* Set task
Read through the records below and copy each line that uses the word "sustained".

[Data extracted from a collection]

start

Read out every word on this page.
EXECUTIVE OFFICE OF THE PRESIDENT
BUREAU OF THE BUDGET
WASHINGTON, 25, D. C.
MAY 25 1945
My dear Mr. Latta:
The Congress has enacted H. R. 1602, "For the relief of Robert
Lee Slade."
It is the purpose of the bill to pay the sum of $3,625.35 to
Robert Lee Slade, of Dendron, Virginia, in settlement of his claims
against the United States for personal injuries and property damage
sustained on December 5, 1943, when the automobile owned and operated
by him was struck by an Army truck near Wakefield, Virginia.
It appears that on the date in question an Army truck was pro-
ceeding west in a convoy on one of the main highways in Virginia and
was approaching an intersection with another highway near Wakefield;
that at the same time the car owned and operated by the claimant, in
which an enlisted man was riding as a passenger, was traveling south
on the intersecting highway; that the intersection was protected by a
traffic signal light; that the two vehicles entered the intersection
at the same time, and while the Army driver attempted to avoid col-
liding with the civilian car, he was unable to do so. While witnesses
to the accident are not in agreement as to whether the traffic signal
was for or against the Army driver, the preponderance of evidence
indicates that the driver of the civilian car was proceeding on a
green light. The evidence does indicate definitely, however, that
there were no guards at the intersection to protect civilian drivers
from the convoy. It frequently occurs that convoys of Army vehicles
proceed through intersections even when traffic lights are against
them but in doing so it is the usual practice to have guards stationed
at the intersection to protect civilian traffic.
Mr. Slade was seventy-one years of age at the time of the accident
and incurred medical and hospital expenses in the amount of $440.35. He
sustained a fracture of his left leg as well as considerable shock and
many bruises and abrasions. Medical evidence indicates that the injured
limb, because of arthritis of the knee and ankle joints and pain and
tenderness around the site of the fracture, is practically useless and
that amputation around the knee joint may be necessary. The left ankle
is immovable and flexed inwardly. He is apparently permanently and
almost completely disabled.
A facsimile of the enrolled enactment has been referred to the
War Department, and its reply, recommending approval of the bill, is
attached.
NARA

end

* Completed task
sustained on December 5, 1943, when the automobile owned and operated
sustained a fracture of his left leg as well as considerable shock and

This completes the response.